* [Dataset rows about figures]
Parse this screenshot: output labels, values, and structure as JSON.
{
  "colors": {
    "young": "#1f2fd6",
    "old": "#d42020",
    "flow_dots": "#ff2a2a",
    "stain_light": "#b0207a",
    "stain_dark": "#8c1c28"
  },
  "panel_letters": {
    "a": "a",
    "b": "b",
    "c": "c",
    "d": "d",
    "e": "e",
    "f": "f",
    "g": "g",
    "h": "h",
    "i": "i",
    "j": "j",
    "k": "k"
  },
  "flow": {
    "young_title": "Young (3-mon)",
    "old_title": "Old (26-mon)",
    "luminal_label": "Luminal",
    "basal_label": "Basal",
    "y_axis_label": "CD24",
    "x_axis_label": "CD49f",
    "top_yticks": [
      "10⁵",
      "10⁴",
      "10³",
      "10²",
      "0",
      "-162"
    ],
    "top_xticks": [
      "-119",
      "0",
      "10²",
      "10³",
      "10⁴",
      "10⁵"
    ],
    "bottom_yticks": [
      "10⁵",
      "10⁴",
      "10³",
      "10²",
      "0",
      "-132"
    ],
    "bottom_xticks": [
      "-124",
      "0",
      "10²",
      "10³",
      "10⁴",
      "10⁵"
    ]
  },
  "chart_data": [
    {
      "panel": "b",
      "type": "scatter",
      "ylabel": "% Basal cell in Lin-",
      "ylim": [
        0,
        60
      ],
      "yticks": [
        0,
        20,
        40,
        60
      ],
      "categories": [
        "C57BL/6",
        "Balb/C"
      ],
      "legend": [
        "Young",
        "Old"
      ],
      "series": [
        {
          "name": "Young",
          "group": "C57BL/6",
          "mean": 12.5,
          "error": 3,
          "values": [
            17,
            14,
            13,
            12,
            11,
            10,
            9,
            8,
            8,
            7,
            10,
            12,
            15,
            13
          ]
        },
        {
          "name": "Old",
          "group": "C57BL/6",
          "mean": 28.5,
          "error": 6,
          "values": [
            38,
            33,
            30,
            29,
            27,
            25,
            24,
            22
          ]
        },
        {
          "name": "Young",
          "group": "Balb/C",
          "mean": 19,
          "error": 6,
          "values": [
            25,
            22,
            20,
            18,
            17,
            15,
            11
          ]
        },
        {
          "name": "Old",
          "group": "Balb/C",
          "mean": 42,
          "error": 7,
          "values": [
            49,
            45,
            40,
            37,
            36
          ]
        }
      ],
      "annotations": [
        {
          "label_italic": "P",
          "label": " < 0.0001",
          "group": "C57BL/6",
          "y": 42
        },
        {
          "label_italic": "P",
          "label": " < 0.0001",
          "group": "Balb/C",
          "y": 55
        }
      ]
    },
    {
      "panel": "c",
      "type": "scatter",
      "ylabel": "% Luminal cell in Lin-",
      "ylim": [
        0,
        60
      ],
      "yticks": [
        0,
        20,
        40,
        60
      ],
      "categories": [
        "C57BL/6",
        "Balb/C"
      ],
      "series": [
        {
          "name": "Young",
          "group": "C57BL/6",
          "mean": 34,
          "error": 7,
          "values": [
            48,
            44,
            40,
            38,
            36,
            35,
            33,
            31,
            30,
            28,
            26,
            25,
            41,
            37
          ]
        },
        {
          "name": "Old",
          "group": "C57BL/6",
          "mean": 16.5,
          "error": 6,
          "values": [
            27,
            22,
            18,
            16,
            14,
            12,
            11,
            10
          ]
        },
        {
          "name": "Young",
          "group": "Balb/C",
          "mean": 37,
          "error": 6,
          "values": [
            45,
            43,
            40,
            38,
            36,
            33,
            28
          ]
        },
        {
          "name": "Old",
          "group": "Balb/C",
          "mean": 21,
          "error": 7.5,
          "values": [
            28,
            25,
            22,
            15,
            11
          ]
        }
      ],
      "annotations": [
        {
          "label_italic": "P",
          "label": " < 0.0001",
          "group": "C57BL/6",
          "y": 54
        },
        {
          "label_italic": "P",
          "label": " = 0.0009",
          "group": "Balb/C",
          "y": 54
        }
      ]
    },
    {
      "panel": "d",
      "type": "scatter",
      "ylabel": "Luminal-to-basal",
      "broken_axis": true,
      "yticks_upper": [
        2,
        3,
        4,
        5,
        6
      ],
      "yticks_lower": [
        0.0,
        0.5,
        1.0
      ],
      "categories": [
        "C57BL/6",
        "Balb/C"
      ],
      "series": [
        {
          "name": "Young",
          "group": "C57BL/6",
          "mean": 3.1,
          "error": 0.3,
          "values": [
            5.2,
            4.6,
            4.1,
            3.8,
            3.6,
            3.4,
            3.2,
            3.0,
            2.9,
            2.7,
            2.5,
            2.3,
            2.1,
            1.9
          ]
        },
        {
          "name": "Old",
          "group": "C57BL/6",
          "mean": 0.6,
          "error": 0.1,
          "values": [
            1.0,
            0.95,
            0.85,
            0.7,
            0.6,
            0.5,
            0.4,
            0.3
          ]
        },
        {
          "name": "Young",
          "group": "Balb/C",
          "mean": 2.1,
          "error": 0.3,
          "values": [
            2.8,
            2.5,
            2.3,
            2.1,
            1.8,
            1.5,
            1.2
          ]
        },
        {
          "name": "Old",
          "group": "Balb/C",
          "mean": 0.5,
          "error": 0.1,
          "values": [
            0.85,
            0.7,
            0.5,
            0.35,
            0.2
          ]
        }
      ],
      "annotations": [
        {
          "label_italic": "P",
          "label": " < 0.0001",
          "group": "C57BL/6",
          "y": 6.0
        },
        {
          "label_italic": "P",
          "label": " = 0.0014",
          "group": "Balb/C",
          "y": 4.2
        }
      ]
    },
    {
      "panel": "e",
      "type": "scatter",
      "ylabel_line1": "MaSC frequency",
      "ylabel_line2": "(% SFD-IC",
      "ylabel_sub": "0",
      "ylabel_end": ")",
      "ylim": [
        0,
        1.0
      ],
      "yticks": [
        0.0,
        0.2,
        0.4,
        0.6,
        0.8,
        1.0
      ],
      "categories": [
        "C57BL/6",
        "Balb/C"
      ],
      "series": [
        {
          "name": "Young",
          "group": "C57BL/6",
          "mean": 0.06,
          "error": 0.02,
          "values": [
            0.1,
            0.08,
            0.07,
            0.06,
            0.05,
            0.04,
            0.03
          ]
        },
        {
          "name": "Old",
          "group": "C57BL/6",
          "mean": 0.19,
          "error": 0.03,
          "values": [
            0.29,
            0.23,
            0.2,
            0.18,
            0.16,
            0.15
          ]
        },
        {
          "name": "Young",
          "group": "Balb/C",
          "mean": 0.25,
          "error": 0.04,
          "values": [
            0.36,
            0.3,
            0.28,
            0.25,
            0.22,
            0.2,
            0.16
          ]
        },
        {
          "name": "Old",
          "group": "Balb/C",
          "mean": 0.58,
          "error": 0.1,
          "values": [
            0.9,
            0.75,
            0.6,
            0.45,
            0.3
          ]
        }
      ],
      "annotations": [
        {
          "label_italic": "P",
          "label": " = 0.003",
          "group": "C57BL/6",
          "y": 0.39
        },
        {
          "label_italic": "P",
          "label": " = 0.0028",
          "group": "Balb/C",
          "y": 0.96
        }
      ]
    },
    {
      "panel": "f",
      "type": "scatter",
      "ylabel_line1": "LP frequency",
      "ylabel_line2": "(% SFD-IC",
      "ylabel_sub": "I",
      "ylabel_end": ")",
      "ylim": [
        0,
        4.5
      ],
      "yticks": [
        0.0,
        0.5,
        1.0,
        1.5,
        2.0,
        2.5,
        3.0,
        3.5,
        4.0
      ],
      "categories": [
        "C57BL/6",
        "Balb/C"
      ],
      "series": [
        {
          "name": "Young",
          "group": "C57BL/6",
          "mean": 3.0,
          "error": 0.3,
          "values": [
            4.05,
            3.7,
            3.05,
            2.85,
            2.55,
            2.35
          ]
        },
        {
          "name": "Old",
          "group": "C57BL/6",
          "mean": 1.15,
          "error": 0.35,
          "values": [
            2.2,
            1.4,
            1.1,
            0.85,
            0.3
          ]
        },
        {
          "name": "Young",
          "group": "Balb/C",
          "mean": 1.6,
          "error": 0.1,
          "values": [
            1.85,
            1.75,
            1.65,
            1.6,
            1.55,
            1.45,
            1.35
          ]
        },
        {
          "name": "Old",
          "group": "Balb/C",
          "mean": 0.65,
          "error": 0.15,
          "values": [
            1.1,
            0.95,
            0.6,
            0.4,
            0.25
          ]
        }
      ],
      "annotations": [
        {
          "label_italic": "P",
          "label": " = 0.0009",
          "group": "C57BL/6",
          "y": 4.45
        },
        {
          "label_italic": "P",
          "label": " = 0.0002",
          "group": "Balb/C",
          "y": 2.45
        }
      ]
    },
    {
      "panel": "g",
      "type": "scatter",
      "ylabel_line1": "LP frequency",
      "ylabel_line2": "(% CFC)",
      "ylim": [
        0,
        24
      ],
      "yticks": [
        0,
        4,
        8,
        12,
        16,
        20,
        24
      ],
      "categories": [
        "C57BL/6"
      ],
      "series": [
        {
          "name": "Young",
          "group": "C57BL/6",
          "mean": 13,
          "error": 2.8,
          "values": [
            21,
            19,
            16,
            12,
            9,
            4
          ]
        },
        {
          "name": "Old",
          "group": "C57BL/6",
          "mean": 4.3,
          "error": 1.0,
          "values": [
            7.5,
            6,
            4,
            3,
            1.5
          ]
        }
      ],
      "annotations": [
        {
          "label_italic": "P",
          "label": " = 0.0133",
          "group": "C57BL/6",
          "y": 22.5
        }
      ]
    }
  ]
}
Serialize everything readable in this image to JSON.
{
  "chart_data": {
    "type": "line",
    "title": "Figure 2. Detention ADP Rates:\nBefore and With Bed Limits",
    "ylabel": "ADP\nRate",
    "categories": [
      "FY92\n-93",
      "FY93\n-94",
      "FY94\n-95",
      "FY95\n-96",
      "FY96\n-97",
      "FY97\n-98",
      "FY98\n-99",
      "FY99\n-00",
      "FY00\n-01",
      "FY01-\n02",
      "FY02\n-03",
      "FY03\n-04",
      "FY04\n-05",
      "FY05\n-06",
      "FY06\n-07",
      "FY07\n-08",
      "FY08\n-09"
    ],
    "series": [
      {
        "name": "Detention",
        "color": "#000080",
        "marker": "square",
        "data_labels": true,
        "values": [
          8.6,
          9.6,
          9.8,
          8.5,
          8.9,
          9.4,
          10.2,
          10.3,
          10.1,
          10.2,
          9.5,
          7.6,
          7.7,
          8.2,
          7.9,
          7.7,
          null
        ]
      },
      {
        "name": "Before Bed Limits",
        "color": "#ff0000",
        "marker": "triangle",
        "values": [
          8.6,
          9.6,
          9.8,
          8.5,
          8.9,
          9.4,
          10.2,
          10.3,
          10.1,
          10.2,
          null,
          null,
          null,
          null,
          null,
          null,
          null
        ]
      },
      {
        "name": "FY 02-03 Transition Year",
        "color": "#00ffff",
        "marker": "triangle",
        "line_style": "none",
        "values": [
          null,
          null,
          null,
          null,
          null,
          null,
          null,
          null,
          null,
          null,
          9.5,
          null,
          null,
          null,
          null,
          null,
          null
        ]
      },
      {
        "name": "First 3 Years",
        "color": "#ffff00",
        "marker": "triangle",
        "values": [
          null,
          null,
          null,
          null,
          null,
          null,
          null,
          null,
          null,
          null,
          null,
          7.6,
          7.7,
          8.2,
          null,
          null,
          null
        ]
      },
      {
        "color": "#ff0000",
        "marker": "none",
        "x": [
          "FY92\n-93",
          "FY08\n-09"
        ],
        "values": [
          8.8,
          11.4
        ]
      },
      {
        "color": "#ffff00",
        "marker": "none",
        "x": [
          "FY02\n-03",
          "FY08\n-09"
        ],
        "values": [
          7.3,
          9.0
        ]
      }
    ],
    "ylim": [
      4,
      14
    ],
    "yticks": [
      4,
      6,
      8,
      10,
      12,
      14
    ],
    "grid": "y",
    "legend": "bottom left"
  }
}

* [PROBLEM] Collect each line holding the string "Luminal".

* [TASK RESPONSE]
    "luminal_label": "Luminal",
      "ylabel": "% Luminal cell in Lin-",
      "ylabel": "Luminal-to-basal",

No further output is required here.